_WORK TO DO_
Print, exactly and completely, every entry in the data.

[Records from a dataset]
======
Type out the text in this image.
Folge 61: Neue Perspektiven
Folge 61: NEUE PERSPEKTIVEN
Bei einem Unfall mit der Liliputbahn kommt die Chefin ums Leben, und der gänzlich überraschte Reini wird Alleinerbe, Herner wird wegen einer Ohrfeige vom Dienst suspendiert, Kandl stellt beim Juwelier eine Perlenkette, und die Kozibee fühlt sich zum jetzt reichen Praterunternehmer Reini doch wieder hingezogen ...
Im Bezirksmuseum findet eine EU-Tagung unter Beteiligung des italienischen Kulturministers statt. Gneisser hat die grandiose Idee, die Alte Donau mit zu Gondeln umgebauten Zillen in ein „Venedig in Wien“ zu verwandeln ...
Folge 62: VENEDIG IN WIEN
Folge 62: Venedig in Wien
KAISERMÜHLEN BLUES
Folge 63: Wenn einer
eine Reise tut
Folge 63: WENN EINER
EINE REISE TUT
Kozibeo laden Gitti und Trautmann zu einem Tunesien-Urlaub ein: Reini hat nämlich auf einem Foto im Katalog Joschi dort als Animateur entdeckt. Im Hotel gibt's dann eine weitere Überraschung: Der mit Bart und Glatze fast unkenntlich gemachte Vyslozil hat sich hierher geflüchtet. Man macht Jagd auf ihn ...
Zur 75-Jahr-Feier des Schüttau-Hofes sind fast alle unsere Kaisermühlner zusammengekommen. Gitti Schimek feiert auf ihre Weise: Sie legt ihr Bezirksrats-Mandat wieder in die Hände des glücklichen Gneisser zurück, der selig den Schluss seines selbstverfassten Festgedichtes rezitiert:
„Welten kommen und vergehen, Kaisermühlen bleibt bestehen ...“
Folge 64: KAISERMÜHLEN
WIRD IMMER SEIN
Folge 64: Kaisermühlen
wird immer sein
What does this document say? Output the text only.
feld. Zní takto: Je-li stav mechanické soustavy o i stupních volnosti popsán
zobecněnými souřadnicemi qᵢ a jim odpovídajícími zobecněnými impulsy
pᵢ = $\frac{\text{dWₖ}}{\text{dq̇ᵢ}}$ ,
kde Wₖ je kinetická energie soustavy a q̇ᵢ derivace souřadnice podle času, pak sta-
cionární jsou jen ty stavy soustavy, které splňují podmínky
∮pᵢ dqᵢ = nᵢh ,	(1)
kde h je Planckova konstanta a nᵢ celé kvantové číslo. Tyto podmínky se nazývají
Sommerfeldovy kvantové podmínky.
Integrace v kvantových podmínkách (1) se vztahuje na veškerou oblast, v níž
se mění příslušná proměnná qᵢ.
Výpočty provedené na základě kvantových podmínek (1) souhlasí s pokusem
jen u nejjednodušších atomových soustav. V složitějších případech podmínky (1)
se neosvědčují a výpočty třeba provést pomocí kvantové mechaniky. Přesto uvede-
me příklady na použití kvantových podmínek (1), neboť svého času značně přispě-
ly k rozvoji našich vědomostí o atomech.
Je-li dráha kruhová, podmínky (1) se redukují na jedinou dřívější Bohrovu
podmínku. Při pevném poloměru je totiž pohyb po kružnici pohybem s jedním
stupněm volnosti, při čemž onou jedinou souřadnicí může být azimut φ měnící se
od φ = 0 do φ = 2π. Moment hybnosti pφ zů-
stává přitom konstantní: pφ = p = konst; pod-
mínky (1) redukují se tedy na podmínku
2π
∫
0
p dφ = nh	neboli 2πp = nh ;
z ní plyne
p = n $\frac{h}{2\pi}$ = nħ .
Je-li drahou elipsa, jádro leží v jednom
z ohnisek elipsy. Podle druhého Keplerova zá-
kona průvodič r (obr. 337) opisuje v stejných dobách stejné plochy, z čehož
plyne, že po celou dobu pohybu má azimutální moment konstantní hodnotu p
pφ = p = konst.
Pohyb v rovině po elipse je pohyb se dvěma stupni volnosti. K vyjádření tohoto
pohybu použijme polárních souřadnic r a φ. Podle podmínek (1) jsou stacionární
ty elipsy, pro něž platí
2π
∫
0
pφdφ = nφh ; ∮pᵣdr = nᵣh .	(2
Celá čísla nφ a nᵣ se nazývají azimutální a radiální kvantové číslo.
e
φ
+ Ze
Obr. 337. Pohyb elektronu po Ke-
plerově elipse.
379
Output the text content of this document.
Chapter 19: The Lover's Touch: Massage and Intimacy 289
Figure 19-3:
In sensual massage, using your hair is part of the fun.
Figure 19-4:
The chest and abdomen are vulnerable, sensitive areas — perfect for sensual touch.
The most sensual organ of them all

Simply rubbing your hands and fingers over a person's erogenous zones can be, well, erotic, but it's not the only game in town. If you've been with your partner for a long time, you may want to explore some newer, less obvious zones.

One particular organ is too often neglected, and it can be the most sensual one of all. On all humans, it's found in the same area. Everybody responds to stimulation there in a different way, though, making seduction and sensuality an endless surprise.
======
_FINAL ANSWER_
Type out the text in this image.
Folge 61: Neue Perspektiven
Folge 61: NEUE PERSPEKTIVEN
Bei einem Unfall mit der Liliputbahn kommt die Chefin ums Leben, und der gänzlich überraschte Reini wird Alleinerbe, Herner wird wegen einer Ohrfeige vom Dienst suspendiert, Kandl stellt beim Juwelier eine Perlenkette, und die Kozibee fühlt sich zum jetzt reichen Praterunternehmer Reini doch wieder hingezogen ...
Im Bezirksmuseum findet eine EU-Tagung unter Beteiligung des italienischen Kulturministers statt. Gneisser hat die grandiose Idee, die Alte Donau mit zu Gondeln umgebauten Zillen in ein „Venedig in Wien“ zu verwandeln ...
Folge 62: VENEDIG IN WIEN
Folge 62: Venedig in Wien
KAISERMÜHLEN BLUES
Folge 63: Wenn einer
eine Reise tut
Folge 63: WENN EINER
EINE REISE TUT
Kozibeo laden Gitti und Trautmann zu einem Tunesien-Urlaub ein: Reini hat nämlich auf einem Foto im Katalog Joschi dort als Animateur entdeckt. Im Hotel gibt's dann eine weitere Überraschung: Der mit Bart und Glatze fast unkenntlich gemachte Vyslozil hat sich hierher geflüchtet. Man macht Jagd auf ihn ...
Zur 75-Jahr-Feier des Schüttau-Hofes sind fast alle unsere Kaisermühlner zusammengekommen. Gitti Schimek feiert auf ihre Weise: Sie legt ihr Bezirksrats-Mandat wieder in die Hände des glücklichen Gneisser zurück, der selig den Schluss seines selbstverfassten Festgedichtes rezitiert:
„Welten kommen und vergehen, Kaisermühlen bleibt bestehen ...“
Folge 64: KAISERMÜHLEN
WIRD IMMER SEIN
Folge 64: Kaisermühlen
wird immer sein
What does this document say? Output the text only.
feld. Zní takto: Je-li stav mechanické soustavy o i stupních volnosti popsán
zobecněnými souřadnicemi qᵢ a jim odpovídajícími zobecněnými impulsy
pᵢ = $\frac{\text{dWₖ}}{\text{dq̇ᵢ}}$ ,
kde Wₖ je kinetická energie soustavy a q̇ᵢ derivace souřadnice podle času, pak sta-
cionární jsou jen ty stavy soustavy, které splňují podmínky
∮pᵢ dqᵢ = nᵢh ,	(1)
kde h je Planckova konstanta a nᵢ celé kvantové číslo. Tyto podmínky se nazývají
Sommerfeldovy kvantové podmínky.
Integrace v kvantových podmínkách (1) se vztahuje na veškerou oblast, v níž
se mění příslušná proměnná qᵢ.
Výpočty provedené na základě kvantových podmínek (1) souhlasí s pokusem
jen u nejjednodušších atomových soustav. V složitějších případech podmínky (1)
se neosvědčují a výpočty třeba provést pomocí kvantové mechaniky. Přesto uvede-
me příklady na použití kvantových podmínek (1), neboť svého času značně přispě-
ly k rozvoji našich vědomostí o atomech.
Je-li dráha kruhová, podmínky (1) se redukují na jedinou dřívější Bohrovu
podmínku. Při pevném poloměru je totiž pohyb po kružnici pohybem s jedním
stupněm volnosti, při čemž onou jedinou souřadnicí může být azimut φ měnící se
od φ = 0 do φ = 2π. Moment hybnosti pφ zů-
stává přitom konstantní: pφ = p = konst; pod-
mínky (1) redukují se tedy na podmínku
2π
∫
0
p dφ = nh	neboli 2πp = nh ;
z ní plyne
p = n $\frac{h}{2\pi}$ = nħ .
Je-li drahou elipsa, jádro leží v jednom
z ohnisek elipsy. Podle druhého Keplerova zá-
kona průvodič r (obr. 337) opisuje v stejných dobách stejné plochy, z čehož
plyne, že po celou dobu pohybu má azimutální moment konstantní hodnotu p
pφ = p = konst.
Pohyb v rovině po elipse je pohyb se dvěma stupni volnosti. K vyjádření tohoto
pohybu použijme polárních souřadnic r a φ. Podle podmínek (1) jsou stacionární
ty elipsy, pro něž platí
2π
∫
0
pφdφ = nφh ; ∮pᵣdr = nᵣh .	(2
Celá čísla nφ a nᵣ se nazývají azimutální a radiální kvantové číslo.
e
φ
+ Ze
Obr. 337. Pohyb elektronu po Ke-
plerově elipse.
379
Output the text content of this document.
Chapter 19: The Lover's Touch: Massage and Intimacy 289
Figure 19-3:
In sensual massage, using your hair is part of the fun.
Figure 19-4:
The chest and abdomen are vulnerable, sensitive areas — perfect for sensual touch.
The most sensual organ of them all

Simply rubbing your hands and fingers over a person's erogenous zones can be, well, erotic, but it's not the only game in town. If you've been with your partner for a long time, you may want to explore some newer, less obvious zones.

One particular organ is too often neglected, and it can be the most sensual one of all. On all humans, it's found in the same area. Everybody responds to stimulation there in a different way, though, making seduction and sensuality an endless surprise.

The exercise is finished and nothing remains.